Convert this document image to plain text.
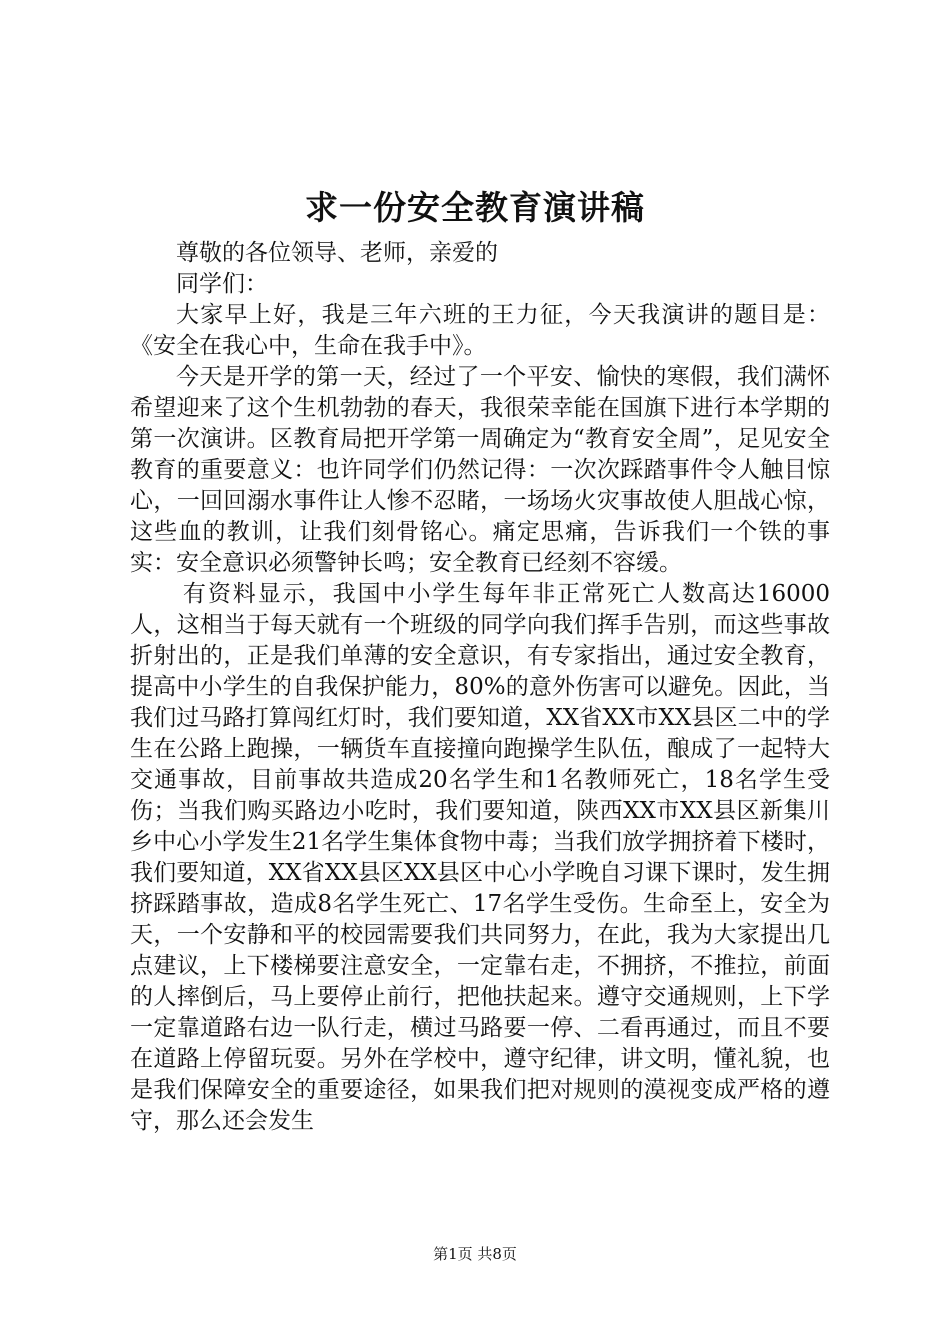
求一份安全教育演讲稿

尊敬的各位领导、老师，亲爱的

同学们：

大家早上好，我是三年六班的王力征，今天我演讲的题目是：《安全在我心中，生命在我手中》。

今天是开学的第一天，经过了一个平安、愉快的寒假，我们满怀希望迎来了这个生机勃勃的春天，我很荣幸能在国旗下进行本学期的第一次演讲。区教育局把开学第一周确定为“教育安全周”，足见安全教育的重要意义：也许同学们仍然记得：一次次踩踏事件令人触目惊心，一回回溺水事件让人惨不忍睹，一场场火灾事故使人胆战心惊，这些血的教训，让我们刻骨铭心。痛定思痛，告诉我们一个铁的事实：安全意识必须警钟长鸣；安全教育已经刻不容缓。

有资料显示，我国中小学生每年非正常死亡人数高达16000人，这相当于每天就有一个班级的同学向我们挥手告别，而这些事故折射出的，正是我们单薄的安全意识，有专家指出，通过安全教育，提高中小学生的自我保护能力，80%的意外伤害可以避免。因此，当我们过马路打算闯红灯时，我们要知道，XX省XX市XX县区二中的学生在公路上跑操，一辆货车直接撞向跑操学生队伍，酿成了一起特大交通事故，目前事故共造成20名学生和1名教师死亡，18名学生受伤；当我们购买路边小吃时，我们要知道，陕西XX市XX县区新集川乡中心小学发生21名学生集体食物中毒；当我们放学拥挤着下楼时，我们要知道，XX省XX县区XX县区中心小学晚自习课下课时，发生拥挤踩踏事故，造成8名学生死亡、17名学生受伤。生命至上，安全为天，一个安静和平的校园需要我们共同努力，在此，我为大家提出几点建议，上下楼梯要注意安全，一定靠右走，不拥挤，不推拉，前面的人摔倒后，马上要停止前行，把他扶起来。遵守交通规则，上下学一定靠道路右边一队行走，横过马路要一停、二看再通过，而且不要在道路上停留玩耍。另外在学校中，遵守纪律，讲文明，懂礼貌，也是我们保障安全的重要途径，如果我们把对规则的漠视变成严格的遵守，那么还会发生

第1页 共8页
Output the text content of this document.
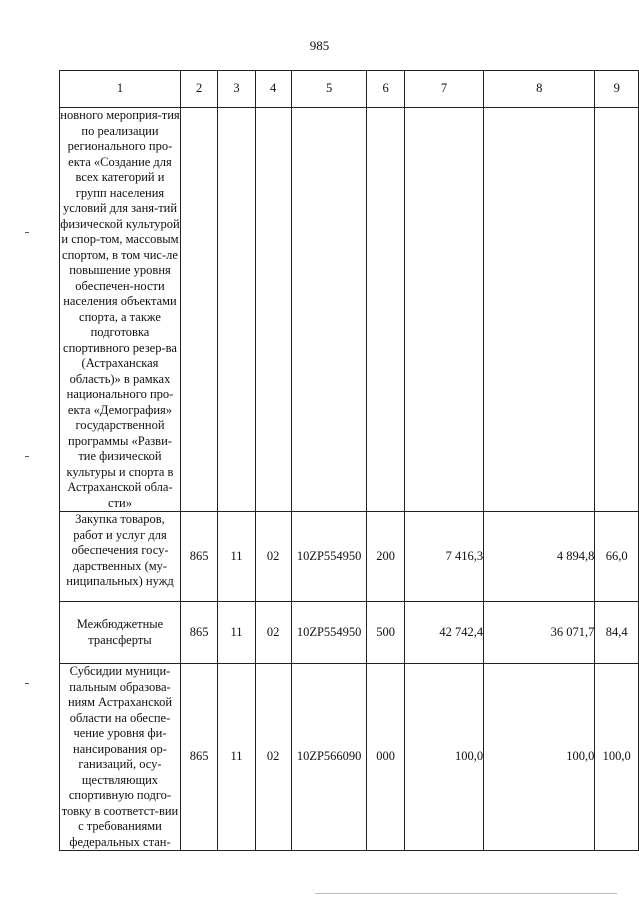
985
1	2	3	4	5	6	7	8	9
новного мероприя-тия по реализации регионального про-екта «Создание для всех категорий и групп населения условий для заня-тий физической культурой и спор-том, массовым спортом, в том чис-ле повышение уровня обеспечен-ности населения объектами спорта, а также подготовка спортивного резер-ва (Астраханская область)» в рамках национального про-екта «Демография» государственной программы «Разви-тие физической культуры и спорта в Астраханской обла-сти»								
Закупка товаров, работ и услуг для обеспечения госу-дарственных (му-ниципальных) нужд	865	11	02	10ZP554950	200	7 416,3	4 894,8	66,0
Межбюджетные трансферты	865	11	02	10ZP554950	500	42 742,4	36 071,7	84,4
Субсидии муници-пальным образова-ниям Астраханской области на обеспе-чение уровня фи-нансирования ор-ганизаций, осу-ществляющих спортивную подго-товку в соответст-вии с требованиями федеральных стан-	865	11	02	10ZP566090	000	100,0	100,0	100,0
----
Write out, please, the lines of the listing above from the one with "Output the text content of this document." through the very last, exactly as given and with no pictures.

[Expected answer]:
Output the text content of this document.
985
1	2	3	4	5	6	7	8	9
новного мероприя-тия по реализации регионального про-екта «Создание для всех категорий и групп населения условий для заня-тий физической культурой и спор-том, массовым спортом, в том чис-ле повышение уровня обеспечен-ности населения объектами спорта, а также подготовка спортивного резер-ва (Астраханская область)» в рамках национального про-екта «Демография» государственной программы «Разви-тие физической культуры и спорта в Астраханской обла-сти»								
Закупка товаров, работ и услуг для обеспечения госу-дарственных (му-ниципальных) нужд	865	11	02	10ZP554950	200	7 416,3	4 894,8	66,0
Межбюджетные трансферты	865	11	02	10ZP554950	500	42 742,4	36 071,7	84,4
Субсидии муници-пальным образова-ниям Астраханской области на обеспе-чение уровня фи-нансирования ор-ганизаций, осу-ществляющих спортивную подго-товку в соответст-вии с требованиями федеральных стан-	865	11	02	10ZP566090	000	100,0	100,0	100,0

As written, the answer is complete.